**Data:**
──────────
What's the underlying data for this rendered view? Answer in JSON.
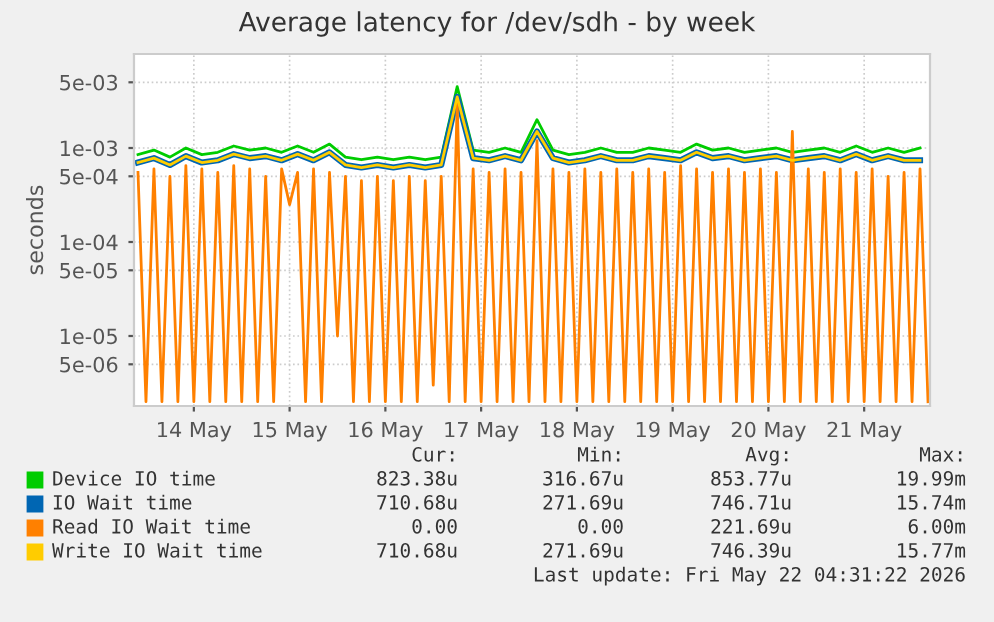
{
  "chart_data": {
    "type": "line",
    "title": "Average latency for /dev/sdh - by week",
    "ylabel": "seconds",
    "log": "y",
    "grid": true,
    "legend": "bottom",
    "marker": "none",
    "line_style": "solid",
    "xlim": [
      "2026-05-13T21:00",
      "2026-05-22T04:30"
    ],
    "xticks": [
      {
        "value": "2026-05-14T12:00",
        "label": "14 May"
      },
      {
        "value": "2026-05-15T12:00",
        "label": "15 May"
      },
      {
        "value": "2026-05-16T12:00",
        "label": "16 May"
      },
      {
        "value": "2026-05-17T12:00",
        "label": "17 May"
      },
      {
        "value": "2026-05-18T12:00",
        "label": "18 May"
      },
      {
        "value": "2026-05-19T12:00",
        "label": "19 May"
      },
      {
        "value": "2026-05-20T12:00",
        "label": "20 May"
      },
      {
        "value": "2026-05-21T12:00",
        "label": "21 May"
      }
    ],
    "ylim": [
      1.8e-06,
      0.01
    ],
    "yticks": [
      {
        "value": 5e-06,
        "label": "5e-06"
      },
      {
        "value": 1e-05,
        "label": "1e-05"
      },
      {
        "value": 5e-05,
        "label": "5e-05"
      },
      {
        "value": 0.0001,
        "label": "1e-04"
      },
      {
        "value": 0.0005,
        "label": "5e-04"
      },
      {
        "value": 0.001,
        "label": "1e-03"
      },
      {
        "value": 0.005,
        "label": "5e-03"
      }
    ],
    "x": [
      "2026-05-13T22:00",
      "2026-05-14T02:00",
      "2026-05-14T06:00",
      "2026-05-14T10:00",
      "2026-05-14T14:00",
      "2026-05-14T18:00",
      "2026-05-14T22:00",
      "2026-05-15T02:00",
      "2026-05-15T06:00",
      "2026-05-15T10:00",
      "2026-05-15T14:00",
      "2026-05-15T18:00",
      "2026-05-15T22:00",
      "2026-05-16T02:00",
      "2026-05-16T06:00",
      "2026-05-16T10:00",
      "2026-05-16T14:00",
      "2026-05-16T18:00",
      "2026-05-16T22:00",
      "2026-05-17T02:00",
      "2026-05-17T06:00",
      "2026-05-17T10:00",
      "2026-05-17T14:00",
      "2026-05-17T18:00",
      "2026-05-17T22:00",
      "2026-05-18T02:00",
      "2026-05-18T06:00",
      "2026-05-18T10:00",
      "2026-05-18T14:00",
      "2026-05-18T18:00",
      "2026-05-18T22:00",
      "2026-05-19T02:00",
      "2026-05-19T06:00",
      "2026-05-19T10:00",
      "2026-05-19T14:00",
      "2026-05-19T18:00",
      "2026-05-19T22:00",
      "2026-05-20T02:00",
      "2026-05-20T06:00",
      "2026-05-20T10:00",
      "2026-05-20T14:00",
      "2026-05-20T18:00",
      "2026-05-20T22:00",
      "2026-05-21T02:00",
      "2026-05-21T06:00",
      "2026-05-21T10:00",
      "2026-05-21T14:00",
      "2026-05-21T18:00",
      "2026-05-21T22:00",
      "2026-05-22T02:00"
    ],
    "series": [
      {
        "name": "Device IO time",
        "color": "#00cc00",
        "values": [
          0.00085,
          0.00095,
          0.0008,
          0.001,
          0.00085,
          0.0009,
          0.00105,
          0.00095,
          0.001,
          0.0009,
          0.00105,
          0.0009,
          0.0011,
          0.0008,
          0.00075,
          0.0008,
          0.00075,
          0.0008,
          0.00075,
          0.0008,
          0.0045,
          0.00095,
          0.0009,
          0.001,
          0.0009,
          0.002,
          0.00095,
          0.00085,
          0.0009,
          0.001,
          0.0009,
          0.0009,
          0.001,
          0.00095,
          0.0009,
          0.0011,
          0.00095,
          0.001,
          0.0009,
          0.00095,
          0.001,
          0.0009,
          0.00095,
          0.001,
          0.0009,
          0.00105,
          0.0009,
          0.001,
          0.0009,
          0.001
        ]
      },
      {
        "name": "IO Wait time",
        "color": "#0066b3",
        "values": [
          0.0007,
          0.00078,
          0.00066,
          0.00082,
          0.0007,
          0.00074,
          0.00086,
          0.00078,
          0.00082,
          0.00074,
          0.00086,
          0.00074,
          0.0009,
          0.00066,
          0.00062,
          0.00066,
          0.00062,
          0.00066,
          0.00062,
          0.00066,
          0.0035,
          0.00078,
          0.00074,
          0.00082,
          0.00074,
          0.0015,
          0.00078,
          0.0007,
          0.00074,
          0.00082,
          0.00074,
          0.00074,
          0.00082,
          0.00078,
          0.00074,
          0.0009,
          0.00078,
          0.00082,
          0.00074,
          0.00078,
          0.00082,
          0.00074,
          0.00078,
          0.00082,
          0.00074,
          0.00086,
          0.00074,
          0.00082,
          0.00074,
          0.00074
        ]
      },
      {
        "name": "Read IO Wait time",
        "color": "#ff8000",
        "x": [
          "2026-05-13T22:00",
          "2026-05-14T00:00",
          "2026-05-14T02:00",
          "2026-05-14T04:00",
          "2026-05-14T06:00",
          "2026-05-14T08:00",
          "2026-05-14T10:00",
          "2026-05-14T12:00",
          "2026-05-14T14:00",
          "2026-05-14T16:00",
          "2026-05-14T18:00",
          "2026-05-14T20:00",
          "2026-05-14T22:00",
          "2026-05-15T00:00",
          "2026-05-15T02:00",
          "2026-05-15T04:00",
          "2026-05-15T06:00",
          "2026-05-15T08:00",
          "2026-05-15T10:00",
          "2026-05-15T12:00",
          "2026-05-15T14:00",
          "2026-05-15T16:00",
          "2026-05-15T18:00",
          "2026-05-15T20:00",
          "2026-05-15T22:00",
          "2026-05-16T00:00",
          "2026-05-16T02:00",
          "2026-05-16T04:00",
          "2026-05-16T06:00",
          "2026-05-16T08:00",
          "2026-05-16T10:00",
          "2026-05-16T12:00",
          "2026-05-16T14:00",
          "2026-05-16T16:00",
          "2026-05-16T18:00",
          "2026-05-16T20:00",
          "2026-05-16T22:00",
          "2026-05-17T00:00",
          "2026-05-17T02:00",
          "2026-05-17T04:00",
          "2026-05-17T06:00",
          "2026-05-17T08:00",
          "2026-05-17T10:00",
          "2026-05-17T12:00",
          "2026-05-17T14:00",
          "2026-05-17T16:00",
          "2026-05-17T18:00",
          "2026-05-17T20:00",
          "2026-05-17T22:00",
          "2026-05-18T00:00",
          "2026-05-18T02:00",
          "2026-05-18T04:00",
          "2026-05-18T06:00",
          "2026-05-18T08:00",
          "2026-05-18T10:00",
          "2026-05-18T12:00",
          "2026-05-18T14:00",
          "2026-05-18T16:00",
          "2026-05-18T18:00",
          "2026-05-18T20:00",
          "2026-05-18T22:00",
          "2026-05-19T00:00",
          "2026-05-19T02:00",
          "2026-05-19T04:00",
          "2026-05-19T06:00",
          "2026-05-19T08:00",
          "2026-05-19T10:00",
          "2026-05-19T12:00",
          "2026-05-19T14:00",
          "2026-05-19T16:00",
          "2026-05-19T18:00",
          "2026-05-19T20:00",
          "2026-05-19T22:00",
          "2026-05-20T00:00",
          "2026-05-20T02:00",
          "2026-05-20T04:00",
          "2026-05-20T06:00",
          "2026-05-20T08:00",
          "2026-05-20T10:00",
          "2026-05-20T12:00",
          "2026-05-20T14:00",
          "2026-05-20T16:00",
          "2026-05-20T18:00",
          "2026-05-20T20:00",
          "2026-05-20T22:00",
          "2026-05-21T00:00",
          "2026-05-21T02:00",
          "2026-05-21T04:00",
          "2026-05-21T06:00",
          "2026-05-21T08:00",
          "2026-05-21T10:00",
          "2026-05-21T12:00",
          "2026-05-21T14:00",
          "2026-05-21T16:00",
          "2026-05-21T18:00",
          "2026-05-21T20:00",
          "2026-05-21T22:00",
          "2026-05-22T00:00",
          "2026-05-22T02:00",
          "2026-05-22T04:00"
        ],
        "values": [
          0.00055,
          2e-06,
          0.0006,
          2e-06,
          0.0005,
          2e-06,
          0.00065,
          2e-06,
          0.0006,
          2e-06,
          0.00055,
          2e-06,
          0.00065,
          2e-06,
          0.0006,
          2e-06,
          0.0005,
          2e-06,
          0.0006,
          0.00025,
          0.00055,
          2e-06,
          0.0006,
          2e-06,
          0.00055,
          1e-05,
          0.0005,
          2e-06,
          0.00045,
          2e-06,
          0.0005,
          2e-06,
          0.00045,
          2e-06,
          0.0005,
          2e-06,
          0.00045,
          3e-06,
          0.0005,
          2e-06,
          0.003,
          2e-06,
          0.0006,
          2e-06,
          0.00055,
          2e-06,
          0.0006,
          2e-06,
          0.00055,
          2e-06,
          0.0012,
          2e-06,
          0.0006,
          2e-06,
          0.00055,
          2e-06,
          0.0006,
          2e-06,
          0.00055,
          2e-06,
          0.0006,
          2e-06,
          0.00055,
          2e-06,
          0.0006,
          2e-06,
          0.00055,
          2e-06,
          0.00065,
          2e-06,
          0.0006,
          2e-06,
          0.00055,
          2e-06,
          0.0006,
          2e-06,
          0.00055,
          2e-06,
          0.0006,
          2e-06,
          0.00055,
          2e-06,
          0.0015,
          2e-06,
          0.0006,
          2e-06,
          0.00055,
          2e-06,
          0.0006,
          2e-06,
          0.00055,
          2e-06,
          0.0006,
          2e-06,
          0.0005,
          2e-06,
          0.00055,
          2e-06,
          0.0006,
          2e-06
        ]
      },
      {
        "name": "Write IO Wait time",
        "color": "#ffcc00",
        "values": [
          0.0007,
          0.00078,
          0.00066,
          0.00082,
          0.0007,
          0.00074,
          0.00086,
          0.00078,
          0.00082,
          0.00074,
          0.00086,
          0.00074,
          0.0009,
          0.00066,
          0.00062,
          0.00066,
          0.00062,
          0.00066,
          0.00062,
          0.00066,
          0.0035,
          0.00078,
          0.00074,
          0.00082,
          0.00074,
          0.0015,
          0.00078,
          0.0007,
          0.00074,
          0.00082,
          0.00074,
          0.00074,
          0.00082,
          0.00078,
          0.00074,
          0.0009,
          0.00078,
          0.00082,
          0.00074,
          0.00078,
          0.00082,
          0.00074,
          0.00078,
          0.00082,
          0.00074,
          0.00086,
          0.00074,
          0.00082,
          0.00074,
          0.00074
        ]
      }
    ],
    "annotations": [
      "Cur:",
      "Min:",
      "Avg:",
      "Max:",
      "823.38u",
      "316.67u",
      "853.77u",
      "19.99m",
      "710.68u",
      "271.69u",
      "746.71u",
      "15.74m",
      "0.00",
      "0.00",
      "221.69u",
      "6.00m",
      "710.68u",
      "271.69u",
      "746.39u",
      "15.77m",
      "Last update: Fri May 22 04:31:22 2026"
    ]
  }
}
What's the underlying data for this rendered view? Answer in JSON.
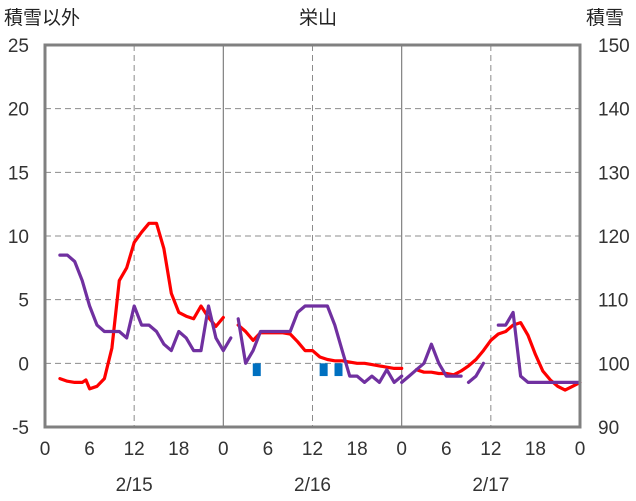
──────────
**The problem:**
Search the records for the word "time". Copy every line that has it.

**Exercise answer:**
        "name": "Device IO time",
        "name": "IO Wait time",
        "name": "Read IO Wait time",
        "name": "Write IO Wait time",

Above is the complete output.